#### Texte d'étude

Le moment est venu de changer de logiciel, d’adopter les principes d’une économie durable et d’un recyclage systématique et d’exclure de nos villes le diésel et ses particules fines à l’instar de Tokyo, d’Athènes et de Milan. Les pays scandinaves ont franchi le pas, assure M. Védrine. De plus, le fonds d’investissement souverain norvégien s’est retiré des énergies fossiles. Le Costa Rica, petit pays d’Amérique Centrale, a fonctionné en 2015 avec 99% d’électricité renouvelable. C’est donc faisable… quand la volonté politique et la conscience environnementale des électeurs sont là ! En outre, les liens entre santé et environnement sont maintenant solidement établis par les scientifiques comme par la Maison Blanche. En diplomate chevronné, M. Védrine conseille de procéder par étapes et éviter les décisions «punitives» quant à la question écologique car «chaque groupe humain défend avec acharnement ses habitudes et ses intérêts immédiats» notant que le marché est aveugle tant qu’il ne sera pas réorienté par un prix élevé du carbone et qu’il ne sera pas astreint à tenir compte des coûts écologiques abusivement externalisés ni de l’amputation non comptabilisée du patrimoine naturel et que «tout cela devrait venir en déduction du PIB».
La jeunesse, la compétence et la féminisation, nous annonce-t-on, vont marquer le futur gouvernement. Un tel aéropage est de nature à comprendre qu’il nous faut construire une société tunisienne où l’économie est outil et non l’alpha et l’oméga comme disent ceux qui ont parrainé tant de désastres au Sud. Un tel gouvernement serait bien armé pour comprendre que le bien commun l’emporte sur le profit. Ce bien commun riche de nos plages, de nos forêts, de nos nappes phréatiques, de l’air que nous respirons, de notre biodiversité préside aussi à nos relations sociales. La crise écologique du pays, si elle n’est pas maîtrisée, risque de nous entraîner dans la violence et l’autoritarisme… tout autant que le terrorisme.
A Dar Eddiafa, ces vérités devraient être rappelées à tout candidat à un maroquin. Les consultations ne sont-elles pas menées par un homme auquel la question écologique parle tout autant que «l’habitabilité» de la verte Tunisie?

########
#### Données extraites

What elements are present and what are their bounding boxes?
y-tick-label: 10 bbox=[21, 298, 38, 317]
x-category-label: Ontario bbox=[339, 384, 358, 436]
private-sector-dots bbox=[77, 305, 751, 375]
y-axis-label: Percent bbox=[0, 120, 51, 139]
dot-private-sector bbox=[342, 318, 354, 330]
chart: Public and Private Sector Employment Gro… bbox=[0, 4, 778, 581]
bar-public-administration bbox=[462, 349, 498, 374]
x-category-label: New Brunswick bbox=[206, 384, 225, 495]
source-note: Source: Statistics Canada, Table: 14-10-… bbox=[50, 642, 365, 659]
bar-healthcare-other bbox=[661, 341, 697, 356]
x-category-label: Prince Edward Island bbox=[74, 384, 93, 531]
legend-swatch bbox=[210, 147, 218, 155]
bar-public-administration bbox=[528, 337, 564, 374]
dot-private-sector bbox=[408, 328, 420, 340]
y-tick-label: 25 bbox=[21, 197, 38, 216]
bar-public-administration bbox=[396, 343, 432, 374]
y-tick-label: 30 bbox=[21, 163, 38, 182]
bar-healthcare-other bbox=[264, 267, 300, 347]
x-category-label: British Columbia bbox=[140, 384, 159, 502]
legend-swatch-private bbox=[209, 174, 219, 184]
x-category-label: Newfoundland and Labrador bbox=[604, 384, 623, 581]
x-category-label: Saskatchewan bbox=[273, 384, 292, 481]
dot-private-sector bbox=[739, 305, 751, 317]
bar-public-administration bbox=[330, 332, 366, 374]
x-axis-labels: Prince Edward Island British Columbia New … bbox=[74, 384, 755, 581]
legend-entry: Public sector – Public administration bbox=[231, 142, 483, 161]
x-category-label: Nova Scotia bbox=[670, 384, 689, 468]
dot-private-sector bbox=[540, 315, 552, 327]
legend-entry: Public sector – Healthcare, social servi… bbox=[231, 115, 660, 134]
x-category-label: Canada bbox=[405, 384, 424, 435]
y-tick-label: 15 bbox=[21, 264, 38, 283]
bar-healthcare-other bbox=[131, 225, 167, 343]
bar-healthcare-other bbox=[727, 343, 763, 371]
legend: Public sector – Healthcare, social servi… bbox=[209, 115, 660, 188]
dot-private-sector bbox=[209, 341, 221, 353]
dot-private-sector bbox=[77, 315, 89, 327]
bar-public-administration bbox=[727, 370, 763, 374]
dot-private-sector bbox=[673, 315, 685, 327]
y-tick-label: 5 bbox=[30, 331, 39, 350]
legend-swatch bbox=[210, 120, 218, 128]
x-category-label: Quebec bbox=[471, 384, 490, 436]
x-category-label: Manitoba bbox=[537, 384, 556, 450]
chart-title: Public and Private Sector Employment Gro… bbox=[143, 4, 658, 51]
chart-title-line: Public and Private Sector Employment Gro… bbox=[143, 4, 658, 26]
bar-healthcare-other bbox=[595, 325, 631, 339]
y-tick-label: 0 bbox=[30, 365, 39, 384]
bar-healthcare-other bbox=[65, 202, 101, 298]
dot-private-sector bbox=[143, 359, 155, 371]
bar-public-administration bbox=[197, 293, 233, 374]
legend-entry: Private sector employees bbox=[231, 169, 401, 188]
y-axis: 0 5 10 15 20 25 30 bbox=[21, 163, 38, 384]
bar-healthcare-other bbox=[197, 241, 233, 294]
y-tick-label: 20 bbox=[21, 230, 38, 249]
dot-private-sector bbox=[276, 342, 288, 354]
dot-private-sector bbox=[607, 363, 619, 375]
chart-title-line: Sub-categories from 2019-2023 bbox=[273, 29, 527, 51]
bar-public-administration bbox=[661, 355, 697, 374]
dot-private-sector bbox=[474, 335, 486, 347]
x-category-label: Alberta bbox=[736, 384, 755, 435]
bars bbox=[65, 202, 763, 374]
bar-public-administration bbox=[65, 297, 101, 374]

########

Votre consigne:
Recopiez le passage du texte sur l'écologie en Tunisie en commençant par « La jeunesse, la » et en allant jusqu'à « que le terrorisme. », en substituant « oasis » à « forêts ».

Espace réponse:
La jeunesse, la compétence et la féminisation, nous annonce-t-on, vont marquer le futur gouvernement. Un tel aéropage est de nature à comprendre qu’il nous faut construire une société tunisienne où l’économie est outil et non l’alpha et l’oméga comme disent ceux qui ont parrainé tant de désastres au Sud. Un tel gouvernement serait bien armé pour comprendre que le bien commun l’emporte sur le profit. Ce bien commun riche de nos plages, de nos oasis, de nos nappes phréatiques, de l’air que nous respirons, de notre biodiversité préside aussi à nos relations sociales. La crise écologique du pays, si elle n’est pas maîtrisée, risque de nous entraîner dans la violence et l’autoritarisme… tout autant que le terrorisme.